[GIVEN TASK]: Nothing in the data should change when you return it, but leave the pictures out.

[INFORMATION PROVIDED]:
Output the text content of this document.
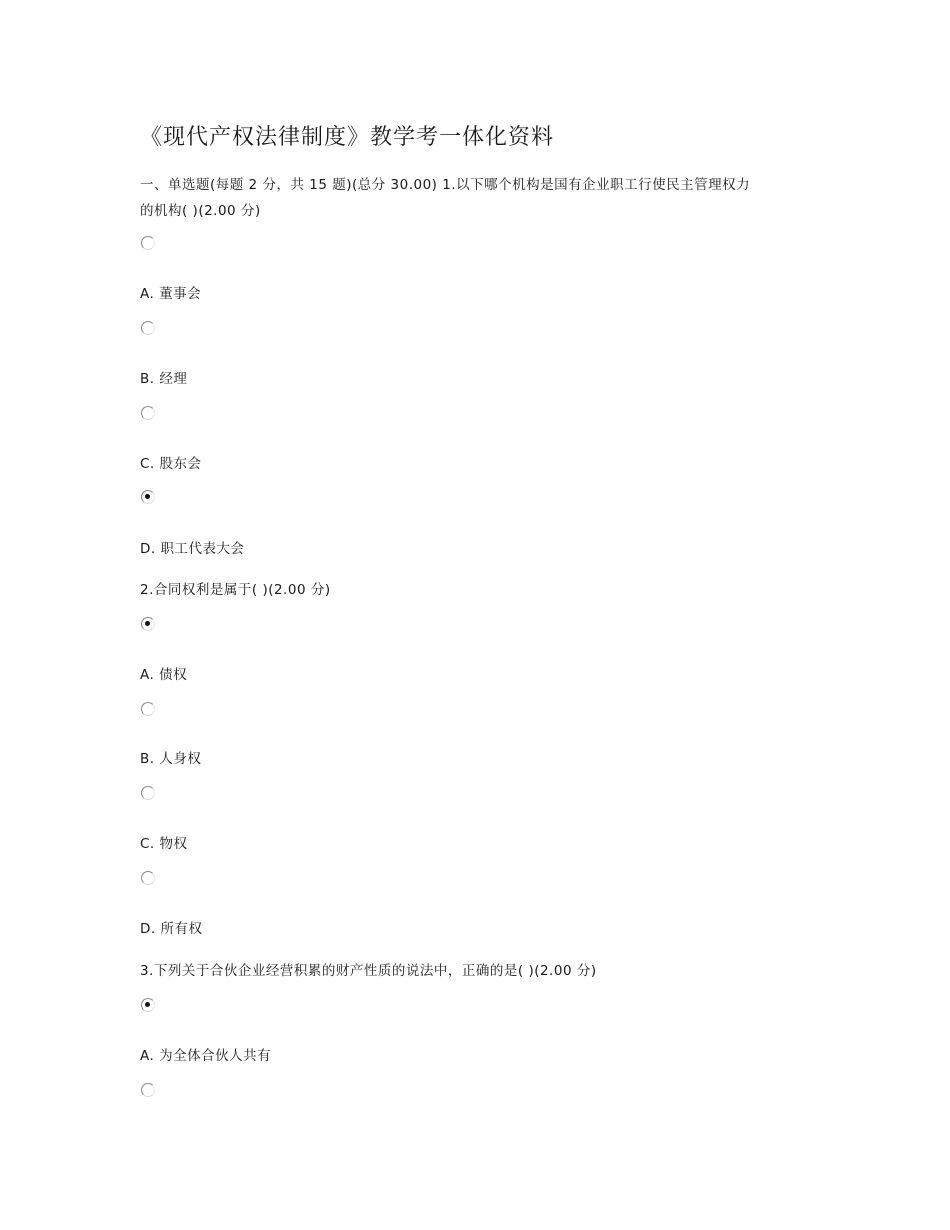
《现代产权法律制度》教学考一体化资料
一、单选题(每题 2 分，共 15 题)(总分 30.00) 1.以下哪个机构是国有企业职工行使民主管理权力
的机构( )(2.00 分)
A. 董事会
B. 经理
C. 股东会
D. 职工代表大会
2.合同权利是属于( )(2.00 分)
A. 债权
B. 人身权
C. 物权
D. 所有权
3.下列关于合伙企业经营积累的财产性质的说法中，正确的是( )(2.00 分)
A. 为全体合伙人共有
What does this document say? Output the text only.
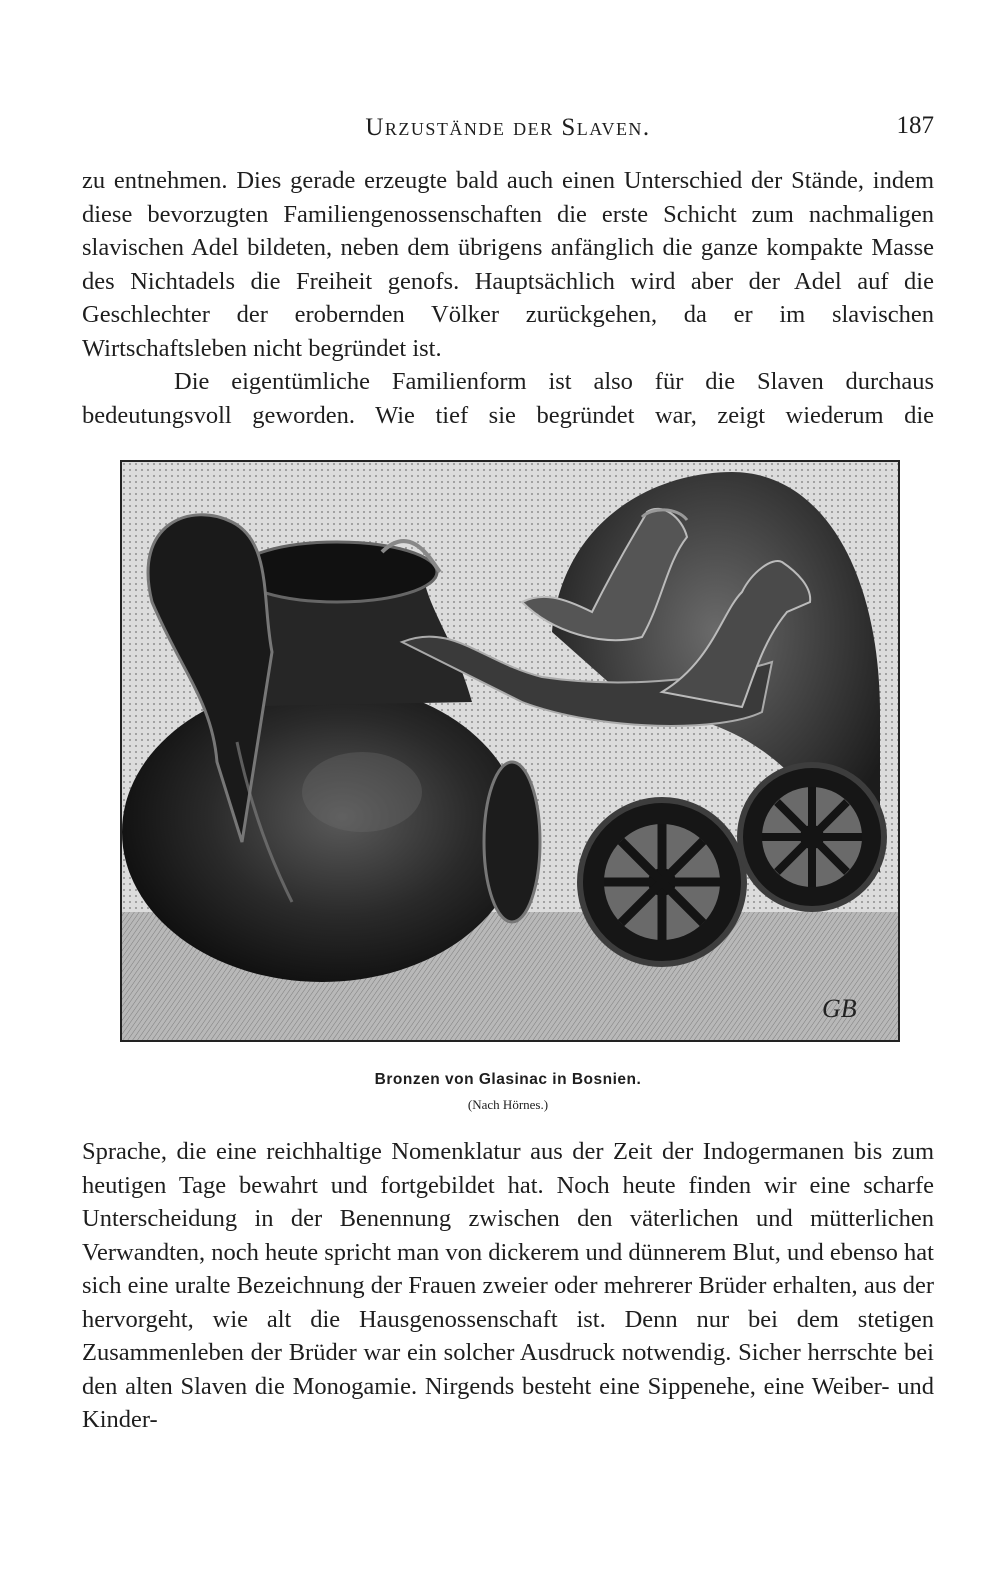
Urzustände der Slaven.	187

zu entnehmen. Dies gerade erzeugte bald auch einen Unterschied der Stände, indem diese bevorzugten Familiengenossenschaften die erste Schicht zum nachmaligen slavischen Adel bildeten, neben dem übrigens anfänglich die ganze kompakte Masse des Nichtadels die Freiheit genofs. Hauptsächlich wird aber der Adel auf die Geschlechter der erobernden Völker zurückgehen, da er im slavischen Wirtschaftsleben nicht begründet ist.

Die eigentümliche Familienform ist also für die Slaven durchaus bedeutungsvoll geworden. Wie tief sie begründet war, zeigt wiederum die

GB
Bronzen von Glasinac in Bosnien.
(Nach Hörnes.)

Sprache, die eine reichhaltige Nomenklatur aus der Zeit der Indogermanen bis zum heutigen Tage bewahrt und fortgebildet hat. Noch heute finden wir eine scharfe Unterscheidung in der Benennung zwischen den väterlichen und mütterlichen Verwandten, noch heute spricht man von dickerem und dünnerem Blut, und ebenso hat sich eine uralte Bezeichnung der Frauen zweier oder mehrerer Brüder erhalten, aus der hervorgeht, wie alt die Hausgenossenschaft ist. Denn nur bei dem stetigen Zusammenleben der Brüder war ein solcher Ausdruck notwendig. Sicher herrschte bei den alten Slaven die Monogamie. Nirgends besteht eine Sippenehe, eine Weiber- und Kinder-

[EXERCISE RESULT]:
Output the text content of this document.
《现代产权法律制度》教学考一体化资料
一、单选题(每题 2 分，共 15 题)(总分 30.00) 1.以下哪个机构是国有企业职工行使民主管理权力
的机构( )(2.00 分)
A. 董事会
B. 经理
C. 股东会
D. 职工代表大会
2.合同权利是属于( )(2.00 分)
A. 债权
B. 人身权
C. 物权
D. 所有权
3.下列关于合伙企业经营积累的财产性质的说法中，正确的是( )(2.00 分)
A. 为全体合伙人共有
What does this document say? Output the text only.
Urzustände der Slaven.	187

zu entnehmen. Dies gerade erzeugte bald auch einen Unterschied der Stände, indem diese bevorzugten Familiengenossenschaften die erste Schicht zum nachmaligen slavischen Adel bildeten, neben dem übrigens anfänglich die ganze kompakte Masse des Nichtadels die Freiheit genofs. Hauptsächlich wird aber der Adel auf die Geschlechter der erobernden Völker zurückgehen, da er im slavischen Wirtschaftsleben nicht begründet ist.

Die eigentümliche Familienform ist also für die Slaven durchaus bedeutungsvoll geworden. Wie tief sie begründet war, zeigt wiederum die

GB
Bronzen von Glasinac in Bosnien.
(Nach Hörnes.)

Sprache, die eine reichhaltige Nomenklatur aus der Zeit der Indogermanen bis zum heutigen Tage bewahrt und fortgebildet hat. Noch heute finden wir eine scharfe Unterscheidung in der Benennung zwischen den väterlichen und mütterlichen Verwandten, noch heute spricht man von dickerem und dünnerem Blut, und ebenso hat sich eine uralte Bezeichnung der Frauen zweier oder mehrerer Brüder erhalten, aus der hervorgeht, wie alt die Hausgenossenschaft ist. Denn nur bei dem stetigen Zusammenleben der Brüder war ein solcher Ausdruck notwendig. Sicher herrschte bei den alten Slaven die Monogamie. Nirgends besteht eine Sippenehe, eine Weiber- und Kinder-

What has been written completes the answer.